(Stored data entries)

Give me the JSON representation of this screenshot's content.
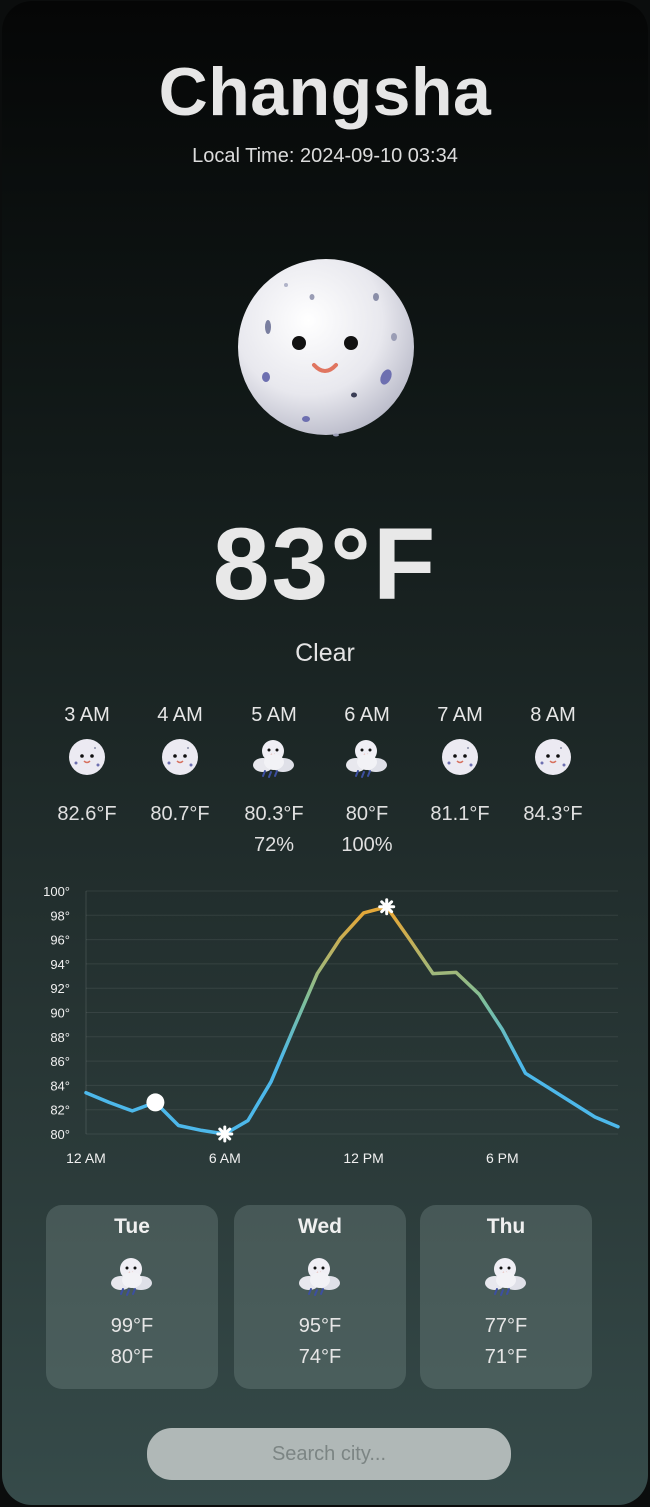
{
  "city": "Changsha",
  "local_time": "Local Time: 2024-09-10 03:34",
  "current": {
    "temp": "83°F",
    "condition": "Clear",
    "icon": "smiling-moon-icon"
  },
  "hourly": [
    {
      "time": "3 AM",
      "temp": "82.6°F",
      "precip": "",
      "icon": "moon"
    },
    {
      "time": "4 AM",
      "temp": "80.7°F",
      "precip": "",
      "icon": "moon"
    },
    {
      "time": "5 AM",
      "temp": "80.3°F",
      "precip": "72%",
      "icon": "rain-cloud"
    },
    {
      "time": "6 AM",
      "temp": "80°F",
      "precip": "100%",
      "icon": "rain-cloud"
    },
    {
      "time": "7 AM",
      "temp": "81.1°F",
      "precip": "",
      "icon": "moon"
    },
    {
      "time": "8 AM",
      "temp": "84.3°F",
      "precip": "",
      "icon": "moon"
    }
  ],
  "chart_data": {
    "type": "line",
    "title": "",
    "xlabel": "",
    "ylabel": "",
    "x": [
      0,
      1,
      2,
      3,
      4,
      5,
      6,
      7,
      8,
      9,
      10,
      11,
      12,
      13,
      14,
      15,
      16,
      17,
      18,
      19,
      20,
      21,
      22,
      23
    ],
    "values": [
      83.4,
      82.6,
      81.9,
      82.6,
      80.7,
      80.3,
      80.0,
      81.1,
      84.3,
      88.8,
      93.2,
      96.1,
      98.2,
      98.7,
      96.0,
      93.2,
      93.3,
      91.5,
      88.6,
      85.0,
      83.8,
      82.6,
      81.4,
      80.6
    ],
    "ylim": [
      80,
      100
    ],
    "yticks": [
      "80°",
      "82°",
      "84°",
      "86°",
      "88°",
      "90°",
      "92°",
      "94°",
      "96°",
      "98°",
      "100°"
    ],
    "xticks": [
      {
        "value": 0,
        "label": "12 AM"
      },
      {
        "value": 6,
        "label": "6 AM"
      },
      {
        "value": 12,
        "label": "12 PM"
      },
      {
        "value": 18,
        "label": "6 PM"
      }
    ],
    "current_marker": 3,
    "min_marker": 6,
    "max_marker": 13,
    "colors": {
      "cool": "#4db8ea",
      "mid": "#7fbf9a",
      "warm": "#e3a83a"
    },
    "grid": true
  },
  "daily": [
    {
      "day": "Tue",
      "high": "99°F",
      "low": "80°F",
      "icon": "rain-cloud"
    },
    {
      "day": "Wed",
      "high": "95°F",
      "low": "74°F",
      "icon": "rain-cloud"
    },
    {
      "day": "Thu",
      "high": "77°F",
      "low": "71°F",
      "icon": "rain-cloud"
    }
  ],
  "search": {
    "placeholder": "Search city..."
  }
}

# Description of the task:
Please write out all of the material above without changing a word, and omit any pictures.

# Complete output:
Give me the JSON representation of this screenshot's content.
{
  "city": "Changsha",
  "local_time": "Local Time: 2024-09-10 03:34",
  "current": {
    "temp": "83°F",
    "condition": "Clear",
    "icon": "smiling-moon-icon"
  },
  "hourly": [
    {
      "time": "3 AM",
      "temp": "82.6°F",
      "precip": "",
      "icon": "moon"
    },
    {
      "time": "4 AM",
      "temp": "80.7°F",
      "precip": "",
      "icon": "moon"
    },
    {
      "time": "5 AM",
      "temp": "80.3°F",
      "precip": "72%",
      "icon": "rain-cloud"
    },
    {
      "time": "6 AM",
      "temp": "80°F",
      "precip": "100%",
      "icon": "rain-cloud"
    },
    {
      "time": "7 AM",
      "temp": "81.1°F",
      "precip": "",
      "icon": "moon"
    },
    {
      "time": "8 AM",
      "temp": "84.3°F",
      "precip": "",
      "icon": "moon"
    }
  ],
  "chart_data": {
    "type": "line",
    "title": "",
    "xlabel": "",
    "ylabel": "",
    "x": [
      0,
      1,
      2,
      3,
      4,
      5,
      6,
      7,
      8,
      9,
      10,
      11,
      12,
      13,
      14,
      15,
      16,
      17,
      18,
      19,
      20,
      21,
      22,
      23
    ],
    "values": [
      83.4,
      82.6,
      81.9,
      82.6,
      80.7,
      80.3,
      80.0,
      81.1,
      84.3,
      88.8,
      93.2,
      96.1,
      98.2,
      98.7,
      96.0,
      93.2,
      93.3,
      91.5,
      88.6,
      85.0,
      83.8,
      82.6,
      81.4,
      80.6
    ],
    "ylim": [
      80,
      100
    ],
    "yticks": [
      "80°",
      "82°",
      "84°",
      "86°",
      "88°",
      "90°",
      "92°",
      "94°",
      "96°",
      "98°",
      "100°"
    ],
    "xticks": [
      {
        "value": 0,
        "label": "12 AM"
      },
      {
        "value": 6,
        "label": "6 AM"
      },
      {
        "value": 12,
        "label": "12 PM"
      },
      {
        "value": 18,
        "label": "6 PM"
      }
    ],
    "current_marker": 3,
    "min_marker": 6,
    "max_marker": 13,
    "colors": {
      "cool": "#4db8ea",
      "mid": "#7fbf9a",
      "warm": "#e3a83a"
    },
    "grid": true
  },
  "daily": [
    {
      "day": "Tue",
      "high": "99°F",
      "low": "80°F",
      "icon": "rain-cloud"
    },
    {
      "day": "Wed",
      "high": "95°F",
      "low": "74°F",
      "icon": "rain-cloud"
    },
    {
      "day": "Thu",
      "high": "77°F",
      "low": "71°F",
      "icon": "rain-cloud"
    }
  ],
  "search": {
    "placeholder": "Search city..."
  }
}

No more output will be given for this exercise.